Task requirements:
Give back unchanged every line of the records below. Begin with the first line and stop after the line that contains "290, 298, 306]", including both.

----

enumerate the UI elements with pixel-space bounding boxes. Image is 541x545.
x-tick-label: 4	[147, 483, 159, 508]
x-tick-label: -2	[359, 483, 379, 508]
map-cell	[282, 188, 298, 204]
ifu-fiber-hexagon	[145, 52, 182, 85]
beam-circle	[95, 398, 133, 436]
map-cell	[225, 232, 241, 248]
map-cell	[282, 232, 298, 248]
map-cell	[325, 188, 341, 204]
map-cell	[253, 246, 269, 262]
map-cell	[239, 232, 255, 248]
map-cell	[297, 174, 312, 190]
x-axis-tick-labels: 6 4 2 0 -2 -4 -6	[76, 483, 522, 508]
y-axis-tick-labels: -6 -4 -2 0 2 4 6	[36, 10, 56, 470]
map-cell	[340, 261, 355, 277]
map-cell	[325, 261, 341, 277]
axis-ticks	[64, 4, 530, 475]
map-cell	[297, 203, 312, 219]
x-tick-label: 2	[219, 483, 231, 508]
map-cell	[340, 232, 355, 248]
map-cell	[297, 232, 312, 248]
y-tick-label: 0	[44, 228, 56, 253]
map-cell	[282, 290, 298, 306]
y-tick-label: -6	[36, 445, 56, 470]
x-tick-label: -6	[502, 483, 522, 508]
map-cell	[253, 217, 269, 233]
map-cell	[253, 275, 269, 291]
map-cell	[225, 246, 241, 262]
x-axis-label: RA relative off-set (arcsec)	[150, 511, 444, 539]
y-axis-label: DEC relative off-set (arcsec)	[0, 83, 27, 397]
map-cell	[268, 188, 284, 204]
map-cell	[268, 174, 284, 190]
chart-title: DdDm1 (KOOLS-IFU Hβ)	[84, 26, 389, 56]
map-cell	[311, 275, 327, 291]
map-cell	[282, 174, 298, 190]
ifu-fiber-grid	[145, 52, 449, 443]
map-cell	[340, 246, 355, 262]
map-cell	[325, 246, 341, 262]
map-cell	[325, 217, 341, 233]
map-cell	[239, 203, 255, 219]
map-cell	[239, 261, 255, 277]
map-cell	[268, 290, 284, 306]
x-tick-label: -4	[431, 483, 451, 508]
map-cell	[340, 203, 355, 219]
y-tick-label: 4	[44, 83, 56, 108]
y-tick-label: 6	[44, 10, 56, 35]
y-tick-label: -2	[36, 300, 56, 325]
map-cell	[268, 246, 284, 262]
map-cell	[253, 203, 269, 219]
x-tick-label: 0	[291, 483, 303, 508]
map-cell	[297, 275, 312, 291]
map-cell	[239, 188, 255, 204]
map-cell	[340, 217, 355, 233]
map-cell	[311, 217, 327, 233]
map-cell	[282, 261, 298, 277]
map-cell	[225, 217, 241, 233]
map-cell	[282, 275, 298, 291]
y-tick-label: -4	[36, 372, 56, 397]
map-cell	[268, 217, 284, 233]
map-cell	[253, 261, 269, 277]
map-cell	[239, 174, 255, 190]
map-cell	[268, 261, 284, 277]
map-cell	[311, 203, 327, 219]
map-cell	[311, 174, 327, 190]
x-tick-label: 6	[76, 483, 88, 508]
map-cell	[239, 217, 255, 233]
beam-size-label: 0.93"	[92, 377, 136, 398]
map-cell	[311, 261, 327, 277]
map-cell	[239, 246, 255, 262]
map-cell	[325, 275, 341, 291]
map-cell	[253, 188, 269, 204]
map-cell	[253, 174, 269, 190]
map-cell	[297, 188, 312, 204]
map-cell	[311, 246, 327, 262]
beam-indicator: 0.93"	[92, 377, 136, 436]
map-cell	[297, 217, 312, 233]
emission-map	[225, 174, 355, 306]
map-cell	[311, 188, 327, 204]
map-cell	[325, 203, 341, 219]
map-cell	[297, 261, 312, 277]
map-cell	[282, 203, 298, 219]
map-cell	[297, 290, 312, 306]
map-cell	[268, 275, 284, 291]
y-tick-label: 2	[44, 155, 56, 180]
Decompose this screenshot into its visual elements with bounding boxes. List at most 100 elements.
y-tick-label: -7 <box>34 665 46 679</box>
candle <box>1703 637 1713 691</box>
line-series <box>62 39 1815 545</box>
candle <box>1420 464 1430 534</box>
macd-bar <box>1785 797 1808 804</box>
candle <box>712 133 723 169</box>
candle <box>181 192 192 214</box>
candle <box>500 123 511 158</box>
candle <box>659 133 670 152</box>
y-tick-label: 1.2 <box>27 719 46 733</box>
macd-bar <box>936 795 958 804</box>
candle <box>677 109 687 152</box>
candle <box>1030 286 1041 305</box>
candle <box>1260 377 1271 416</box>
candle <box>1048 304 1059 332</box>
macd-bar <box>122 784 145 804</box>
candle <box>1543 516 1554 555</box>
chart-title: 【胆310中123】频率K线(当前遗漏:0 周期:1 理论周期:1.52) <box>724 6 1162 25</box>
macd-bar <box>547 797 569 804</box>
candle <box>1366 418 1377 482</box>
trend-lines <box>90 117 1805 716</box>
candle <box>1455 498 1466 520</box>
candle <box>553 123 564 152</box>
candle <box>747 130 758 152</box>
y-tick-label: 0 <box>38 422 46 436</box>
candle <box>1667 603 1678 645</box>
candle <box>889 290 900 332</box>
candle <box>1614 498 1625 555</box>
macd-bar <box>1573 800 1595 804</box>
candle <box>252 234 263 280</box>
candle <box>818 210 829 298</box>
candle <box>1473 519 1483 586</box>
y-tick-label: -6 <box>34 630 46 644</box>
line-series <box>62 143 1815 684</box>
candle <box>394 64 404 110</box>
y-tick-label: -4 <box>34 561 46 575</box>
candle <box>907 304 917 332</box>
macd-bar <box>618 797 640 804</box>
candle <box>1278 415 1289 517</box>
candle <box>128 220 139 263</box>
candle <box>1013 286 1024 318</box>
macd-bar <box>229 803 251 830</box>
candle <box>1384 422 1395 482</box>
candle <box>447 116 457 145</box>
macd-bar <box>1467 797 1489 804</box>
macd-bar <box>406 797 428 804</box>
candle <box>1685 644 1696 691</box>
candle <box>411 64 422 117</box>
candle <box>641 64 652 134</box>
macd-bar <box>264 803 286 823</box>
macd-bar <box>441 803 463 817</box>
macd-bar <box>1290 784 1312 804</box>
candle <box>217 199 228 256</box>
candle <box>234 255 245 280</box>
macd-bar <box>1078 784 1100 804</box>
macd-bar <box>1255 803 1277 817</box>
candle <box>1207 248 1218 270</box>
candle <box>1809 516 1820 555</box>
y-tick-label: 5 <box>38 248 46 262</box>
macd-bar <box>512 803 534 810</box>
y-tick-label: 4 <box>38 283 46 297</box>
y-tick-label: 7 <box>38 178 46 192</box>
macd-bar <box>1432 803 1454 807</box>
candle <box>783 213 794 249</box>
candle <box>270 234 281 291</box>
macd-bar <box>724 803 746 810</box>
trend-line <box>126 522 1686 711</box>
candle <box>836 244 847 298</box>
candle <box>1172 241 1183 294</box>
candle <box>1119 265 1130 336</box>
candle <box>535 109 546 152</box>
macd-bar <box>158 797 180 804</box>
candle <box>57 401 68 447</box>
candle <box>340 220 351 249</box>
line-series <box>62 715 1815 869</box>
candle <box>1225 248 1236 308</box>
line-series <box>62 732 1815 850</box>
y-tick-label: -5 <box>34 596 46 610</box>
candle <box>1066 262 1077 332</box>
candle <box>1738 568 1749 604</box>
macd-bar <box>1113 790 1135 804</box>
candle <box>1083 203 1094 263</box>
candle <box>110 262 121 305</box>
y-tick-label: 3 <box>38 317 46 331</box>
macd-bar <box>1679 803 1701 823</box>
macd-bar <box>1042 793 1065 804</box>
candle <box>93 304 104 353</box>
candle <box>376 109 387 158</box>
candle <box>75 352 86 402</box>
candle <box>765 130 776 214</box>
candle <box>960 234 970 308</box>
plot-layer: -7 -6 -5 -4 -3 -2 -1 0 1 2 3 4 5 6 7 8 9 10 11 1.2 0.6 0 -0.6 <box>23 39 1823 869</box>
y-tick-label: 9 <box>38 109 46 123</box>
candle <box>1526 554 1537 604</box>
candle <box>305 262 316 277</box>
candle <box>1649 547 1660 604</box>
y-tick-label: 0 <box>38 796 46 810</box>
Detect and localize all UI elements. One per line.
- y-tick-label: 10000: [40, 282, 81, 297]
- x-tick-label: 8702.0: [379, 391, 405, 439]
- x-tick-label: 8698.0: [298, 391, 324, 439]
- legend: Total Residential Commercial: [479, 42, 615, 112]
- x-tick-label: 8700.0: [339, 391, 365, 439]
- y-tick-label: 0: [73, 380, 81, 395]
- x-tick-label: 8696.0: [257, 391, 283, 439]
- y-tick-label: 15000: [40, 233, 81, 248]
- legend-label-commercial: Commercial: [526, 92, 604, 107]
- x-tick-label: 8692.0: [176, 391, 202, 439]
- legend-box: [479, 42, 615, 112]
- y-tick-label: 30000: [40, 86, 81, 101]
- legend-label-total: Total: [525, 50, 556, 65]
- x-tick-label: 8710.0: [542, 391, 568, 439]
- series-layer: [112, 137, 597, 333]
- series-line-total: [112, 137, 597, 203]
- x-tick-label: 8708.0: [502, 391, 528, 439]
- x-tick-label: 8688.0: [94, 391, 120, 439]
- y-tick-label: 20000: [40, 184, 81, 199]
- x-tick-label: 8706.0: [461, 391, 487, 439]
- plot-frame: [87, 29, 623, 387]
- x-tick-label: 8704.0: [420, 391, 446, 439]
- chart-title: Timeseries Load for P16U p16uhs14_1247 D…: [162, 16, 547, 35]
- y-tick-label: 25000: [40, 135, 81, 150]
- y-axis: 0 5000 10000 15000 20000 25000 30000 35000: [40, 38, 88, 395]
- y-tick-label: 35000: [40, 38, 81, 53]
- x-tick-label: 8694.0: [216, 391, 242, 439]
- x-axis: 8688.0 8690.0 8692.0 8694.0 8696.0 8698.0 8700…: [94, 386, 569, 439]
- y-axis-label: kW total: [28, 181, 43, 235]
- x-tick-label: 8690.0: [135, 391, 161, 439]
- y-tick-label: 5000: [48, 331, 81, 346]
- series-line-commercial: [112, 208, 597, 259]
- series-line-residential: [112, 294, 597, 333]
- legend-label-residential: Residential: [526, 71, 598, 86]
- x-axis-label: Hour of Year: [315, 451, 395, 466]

----

Task output:
enumerate the UI elements with pixel-space bounding boxes. Image is 541x545.
x-tick-label: 4	[147, 483, 159, 508]
x-tick-label: -2	[359, 483, 379, 508]
map-cell	[282, 188, 298, 204]
ifu-fiber-hexagon	[145, 52, 182, 85]
beam-circle	[95, 398, 133, 436]
map-cell	[225, 232, 241, 248]
map-cell	[282, 232, 298, 248]
map-cell	[325, 188, 341, 204]
map-cell	[253, 246, 269, 262]
map-cell	[239, 232, 255, 248]
map-cell	[297, 174, 312, 190]
x-axis-tick-labels: 6 4 2 0 -2 -4 -6	[76, 483, 522, 508]
y-axis-tick-labels: -6 -4 -2 0 2 4 6	[36, 10, 56, 470]
map-cell	[340, 261, 355, 277]
map-cell	[325, 261, 341, 277]
axis-ticks	[64, 4, 530, 475]
map-cell	[297, 203, 312, 219]
x-tick-label: 2	[219, 483, 231, 508]
map-cell	[340, 232, 355, 248]
map-cell	[297, 232, 312, 248]
y-tick-label: 0	[44, 228, 56, 253]
map-cell	[282, 290, 298, 306]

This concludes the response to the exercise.